• _Data_:
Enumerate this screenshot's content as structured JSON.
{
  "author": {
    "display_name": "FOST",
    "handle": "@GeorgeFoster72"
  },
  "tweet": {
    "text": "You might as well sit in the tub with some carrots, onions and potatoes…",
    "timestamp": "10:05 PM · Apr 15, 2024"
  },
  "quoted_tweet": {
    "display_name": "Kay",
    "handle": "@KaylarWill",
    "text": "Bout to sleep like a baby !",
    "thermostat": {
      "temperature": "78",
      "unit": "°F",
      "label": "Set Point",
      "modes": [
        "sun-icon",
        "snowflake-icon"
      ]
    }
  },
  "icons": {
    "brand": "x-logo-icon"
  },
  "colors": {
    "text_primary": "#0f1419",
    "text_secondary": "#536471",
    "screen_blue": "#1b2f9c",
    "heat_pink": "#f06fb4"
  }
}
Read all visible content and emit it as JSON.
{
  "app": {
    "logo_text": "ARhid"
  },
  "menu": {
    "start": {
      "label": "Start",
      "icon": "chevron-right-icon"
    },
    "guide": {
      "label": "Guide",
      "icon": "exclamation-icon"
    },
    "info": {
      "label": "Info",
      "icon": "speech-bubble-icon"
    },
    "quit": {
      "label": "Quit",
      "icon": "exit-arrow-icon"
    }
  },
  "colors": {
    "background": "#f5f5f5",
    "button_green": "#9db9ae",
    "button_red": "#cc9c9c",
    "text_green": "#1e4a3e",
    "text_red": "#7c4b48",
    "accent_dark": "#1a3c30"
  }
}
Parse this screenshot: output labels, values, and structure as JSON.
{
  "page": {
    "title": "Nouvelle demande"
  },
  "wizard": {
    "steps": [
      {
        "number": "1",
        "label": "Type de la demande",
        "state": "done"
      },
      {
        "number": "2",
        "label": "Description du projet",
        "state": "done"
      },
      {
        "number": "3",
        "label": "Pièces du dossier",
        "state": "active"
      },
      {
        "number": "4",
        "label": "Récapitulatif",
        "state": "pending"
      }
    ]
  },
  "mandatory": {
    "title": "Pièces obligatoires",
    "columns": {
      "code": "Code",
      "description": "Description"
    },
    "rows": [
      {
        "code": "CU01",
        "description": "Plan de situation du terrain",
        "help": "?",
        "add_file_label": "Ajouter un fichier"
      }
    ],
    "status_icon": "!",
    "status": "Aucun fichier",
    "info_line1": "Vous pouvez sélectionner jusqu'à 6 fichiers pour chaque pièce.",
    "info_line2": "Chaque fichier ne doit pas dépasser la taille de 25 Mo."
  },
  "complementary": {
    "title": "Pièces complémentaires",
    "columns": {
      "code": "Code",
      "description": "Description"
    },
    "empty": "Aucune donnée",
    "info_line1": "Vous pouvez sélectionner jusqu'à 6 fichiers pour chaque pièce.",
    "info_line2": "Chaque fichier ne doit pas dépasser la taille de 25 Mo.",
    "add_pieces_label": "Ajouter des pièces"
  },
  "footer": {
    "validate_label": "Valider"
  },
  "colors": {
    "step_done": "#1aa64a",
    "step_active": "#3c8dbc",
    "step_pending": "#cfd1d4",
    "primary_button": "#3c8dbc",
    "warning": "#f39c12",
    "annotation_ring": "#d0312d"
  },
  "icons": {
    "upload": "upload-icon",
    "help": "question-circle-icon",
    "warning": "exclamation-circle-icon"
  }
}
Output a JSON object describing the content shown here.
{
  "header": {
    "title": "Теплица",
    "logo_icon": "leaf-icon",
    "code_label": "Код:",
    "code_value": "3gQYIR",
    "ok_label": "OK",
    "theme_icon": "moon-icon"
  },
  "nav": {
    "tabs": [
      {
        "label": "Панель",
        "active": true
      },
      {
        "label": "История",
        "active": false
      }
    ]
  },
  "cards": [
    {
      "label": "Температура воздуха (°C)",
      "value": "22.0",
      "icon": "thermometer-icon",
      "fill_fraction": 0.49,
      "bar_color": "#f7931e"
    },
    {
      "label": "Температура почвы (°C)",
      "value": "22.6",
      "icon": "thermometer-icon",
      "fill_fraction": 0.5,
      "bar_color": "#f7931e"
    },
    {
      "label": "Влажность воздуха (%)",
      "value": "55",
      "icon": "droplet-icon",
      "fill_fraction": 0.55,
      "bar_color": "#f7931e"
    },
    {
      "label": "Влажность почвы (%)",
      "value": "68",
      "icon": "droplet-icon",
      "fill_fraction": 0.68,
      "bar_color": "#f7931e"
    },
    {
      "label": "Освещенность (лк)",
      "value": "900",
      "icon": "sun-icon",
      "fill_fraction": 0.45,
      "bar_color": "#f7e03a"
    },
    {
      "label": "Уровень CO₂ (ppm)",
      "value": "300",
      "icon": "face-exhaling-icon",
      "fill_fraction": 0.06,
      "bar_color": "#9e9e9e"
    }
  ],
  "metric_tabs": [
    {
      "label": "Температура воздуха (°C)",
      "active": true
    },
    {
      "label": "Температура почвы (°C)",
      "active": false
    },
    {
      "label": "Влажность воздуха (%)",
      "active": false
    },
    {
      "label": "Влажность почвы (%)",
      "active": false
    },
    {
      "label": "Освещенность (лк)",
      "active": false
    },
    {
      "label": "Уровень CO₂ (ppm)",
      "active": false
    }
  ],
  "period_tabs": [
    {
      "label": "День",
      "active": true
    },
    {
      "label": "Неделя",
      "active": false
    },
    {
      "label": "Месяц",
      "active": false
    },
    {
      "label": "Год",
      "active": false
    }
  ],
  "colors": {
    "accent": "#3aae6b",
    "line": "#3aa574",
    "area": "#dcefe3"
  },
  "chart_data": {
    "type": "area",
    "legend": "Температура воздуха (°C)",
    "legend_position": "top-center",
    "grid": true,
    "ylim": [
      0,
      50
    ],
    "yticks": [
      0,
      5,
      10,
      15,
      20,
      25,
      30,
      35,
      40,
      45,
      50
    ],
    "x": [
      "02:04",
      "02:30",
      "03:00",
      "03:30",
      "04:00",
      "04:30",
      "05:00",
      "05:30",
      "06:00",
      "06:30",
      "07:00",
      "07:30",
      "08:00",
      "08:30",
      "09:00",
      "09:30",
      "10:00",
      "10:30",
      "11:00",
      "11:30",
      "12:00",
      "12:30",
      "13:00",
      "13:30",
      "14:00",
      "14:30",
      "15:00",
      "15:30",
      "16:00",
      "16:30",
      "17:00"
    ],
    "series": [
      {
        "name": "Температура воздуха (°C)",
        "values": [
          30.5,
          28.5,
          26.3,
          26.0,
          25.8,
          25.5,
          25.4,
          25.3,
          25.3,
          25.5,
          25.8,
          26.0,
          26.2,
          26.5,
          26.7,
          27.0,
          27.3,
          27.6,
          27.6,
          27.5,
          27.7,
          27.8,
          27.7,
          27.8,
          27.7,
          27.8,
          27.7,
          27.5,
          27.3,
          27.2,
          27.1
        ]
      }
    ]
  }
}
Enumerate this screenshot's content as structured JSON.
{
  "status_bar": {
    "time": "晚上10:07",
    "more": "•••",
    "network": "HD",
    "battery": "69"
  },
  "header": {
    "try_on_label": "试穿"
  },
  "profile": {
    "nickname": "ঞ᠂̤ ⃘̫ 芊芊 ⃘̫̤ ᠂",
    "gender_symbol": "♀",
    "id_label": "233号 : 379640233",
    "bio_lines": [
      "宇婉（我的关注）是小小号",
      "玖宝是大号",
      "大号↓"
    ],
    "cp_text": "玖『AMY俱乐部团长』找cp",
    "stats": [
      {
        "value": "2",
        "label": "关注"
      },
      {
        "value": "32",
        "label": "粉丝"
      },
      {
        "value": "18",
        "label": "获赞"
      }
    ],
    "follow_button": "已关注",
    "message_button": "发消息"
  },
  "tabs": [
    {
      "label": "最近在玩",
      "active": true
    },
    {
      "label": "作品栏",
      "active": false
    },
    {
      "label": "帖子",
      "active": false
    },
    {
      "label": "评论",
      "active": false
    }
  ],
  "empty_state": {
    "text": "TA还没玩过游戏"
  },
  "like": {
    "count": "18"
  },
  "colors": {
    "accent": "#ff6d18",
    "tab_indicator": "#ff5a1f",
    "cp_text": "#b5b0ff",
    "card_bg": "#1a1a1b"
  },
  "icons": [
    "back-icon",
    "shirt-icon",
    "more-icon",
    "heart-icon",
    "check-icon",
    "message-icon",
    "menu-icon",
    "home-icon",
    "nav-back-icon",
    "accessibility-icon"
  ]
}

• _Set task_:
Extract, from the material above, each line holding the word "demande".

• _Solution to the problem_:
    "title": "Nouvelle demande"
        "label": "Type de la demande",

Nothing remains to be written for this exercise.